Challenge: Below are some records. Count the lines with "JSON" in them and give nothing but the total.

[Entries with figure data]
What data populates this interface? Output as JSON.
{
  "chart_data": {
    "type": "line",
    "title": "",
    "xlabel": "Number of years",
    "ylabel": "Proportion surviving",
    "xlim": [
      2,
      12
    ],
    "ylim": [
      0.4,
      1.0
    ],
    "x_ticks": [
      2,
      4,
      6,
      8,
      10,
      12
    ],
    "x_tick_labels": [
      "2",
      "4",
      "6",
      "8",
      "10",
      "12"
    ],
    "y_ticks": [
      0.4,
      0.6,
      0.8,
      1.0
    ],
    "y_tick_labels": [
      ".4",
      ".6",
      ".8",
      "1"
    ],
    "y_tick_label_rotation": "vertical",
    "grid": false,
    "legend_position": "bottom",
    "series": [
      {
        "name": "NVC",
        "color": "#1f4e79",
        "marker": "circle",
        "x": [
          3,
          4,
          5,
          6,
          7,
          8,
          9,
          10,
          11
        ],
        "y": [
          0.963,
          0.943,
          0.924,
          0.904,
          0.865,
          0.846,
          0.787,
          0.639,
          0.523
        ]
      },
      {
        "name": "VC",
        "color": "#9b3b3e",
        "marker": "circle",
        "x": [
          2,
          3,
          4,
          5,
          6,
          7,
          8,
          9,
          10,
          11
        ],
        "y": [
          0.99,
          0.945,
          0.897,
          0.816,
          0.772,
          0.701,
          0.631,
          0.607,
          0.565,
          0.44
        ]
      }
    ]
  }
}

--

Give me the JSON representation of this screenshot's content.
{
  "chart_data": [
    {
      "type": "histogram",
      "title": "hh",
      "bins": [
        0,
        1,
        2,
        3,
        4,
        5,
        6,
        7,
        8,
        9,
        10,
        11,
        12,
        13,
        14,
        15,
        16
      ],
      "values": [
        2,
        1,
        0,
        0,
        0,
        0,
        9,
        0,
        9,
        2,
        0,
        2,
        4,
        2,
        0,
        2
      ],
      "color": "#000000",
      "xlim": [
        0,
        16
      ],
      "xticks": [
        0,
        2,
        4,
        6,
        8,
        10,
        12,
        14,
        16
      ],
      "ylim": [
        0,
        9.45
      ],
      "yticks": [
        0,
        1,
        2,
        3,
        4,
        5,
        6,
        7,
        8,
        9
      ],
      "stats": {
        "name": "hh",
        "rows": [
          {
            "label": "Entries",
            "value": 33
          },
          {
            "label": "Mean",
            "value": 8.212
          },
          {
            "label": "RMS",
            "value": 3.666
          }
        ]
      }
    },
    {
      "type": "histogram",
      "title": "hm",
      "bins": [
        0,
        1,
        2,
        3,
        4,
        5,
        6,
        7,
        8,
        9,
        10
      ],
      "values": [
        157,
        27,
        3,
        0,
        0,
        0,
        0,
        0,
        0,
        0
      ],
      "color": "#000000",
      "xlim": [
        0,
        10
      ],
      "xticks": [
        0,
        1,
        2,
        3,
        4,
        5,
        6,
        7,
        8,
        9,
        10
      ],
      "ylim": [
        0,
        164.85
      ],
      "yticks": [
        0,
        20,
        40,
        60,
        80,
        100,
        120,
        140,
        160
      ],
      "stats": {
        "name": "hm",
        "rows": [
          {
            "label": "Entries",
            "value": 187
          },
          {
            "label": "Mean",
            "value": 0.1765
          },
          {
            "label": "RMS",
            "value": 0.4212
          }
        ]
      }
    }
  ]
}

Task output: 2